STATED GOAL
Tally up the lines that include "ffaaaa" and state that number by itself.

==== THE INPUT ====

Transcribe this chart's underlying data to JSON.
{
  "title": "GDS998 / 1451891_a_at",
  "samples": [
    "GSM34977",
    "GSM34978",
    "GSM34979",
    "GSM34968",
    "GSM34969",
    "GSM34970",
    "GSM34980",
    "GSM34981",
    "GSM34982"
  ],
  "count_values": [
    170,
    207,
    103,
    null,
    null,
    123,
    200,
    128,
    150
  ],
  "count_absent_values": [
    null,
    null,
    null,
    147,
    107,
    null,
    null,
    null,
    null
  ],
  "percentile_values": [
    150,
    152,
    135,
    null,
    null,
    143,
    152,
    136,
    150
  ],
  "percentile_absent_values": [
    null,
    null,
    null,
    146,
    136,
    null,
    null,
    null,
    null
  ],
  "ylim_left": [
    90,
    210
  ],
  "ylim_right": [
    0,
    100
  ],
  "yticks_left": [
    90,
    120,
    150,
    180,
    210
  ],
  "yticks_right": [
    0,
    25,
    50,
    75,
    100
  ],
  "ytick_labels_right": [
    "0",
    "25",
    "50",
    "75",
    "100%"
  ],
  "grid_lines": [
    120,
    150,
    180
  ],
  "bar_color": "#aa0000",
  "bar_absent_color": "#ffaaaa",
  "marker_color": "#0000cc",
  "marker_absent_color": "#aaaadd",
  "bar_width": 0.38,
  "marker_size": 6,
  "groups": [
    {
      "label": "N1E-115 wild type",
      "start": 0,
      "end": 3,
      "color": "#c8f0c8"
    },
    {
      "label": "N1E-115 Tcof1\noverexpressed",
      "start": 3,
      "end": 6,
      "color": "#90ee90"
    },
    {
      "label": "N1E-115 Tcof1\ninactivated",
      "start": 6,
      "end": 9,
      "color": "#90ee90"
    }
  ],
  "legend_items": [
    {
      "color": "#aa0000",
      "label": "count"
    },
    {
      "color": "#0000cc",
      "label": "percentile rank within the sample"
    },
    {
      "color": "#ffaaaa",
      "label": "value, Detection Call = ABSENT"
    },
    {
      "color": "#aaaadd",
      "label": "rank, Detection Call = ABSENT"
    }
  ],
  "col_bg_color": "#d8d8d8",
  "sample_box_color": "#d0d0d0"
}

====

EXERCISE RESULT
2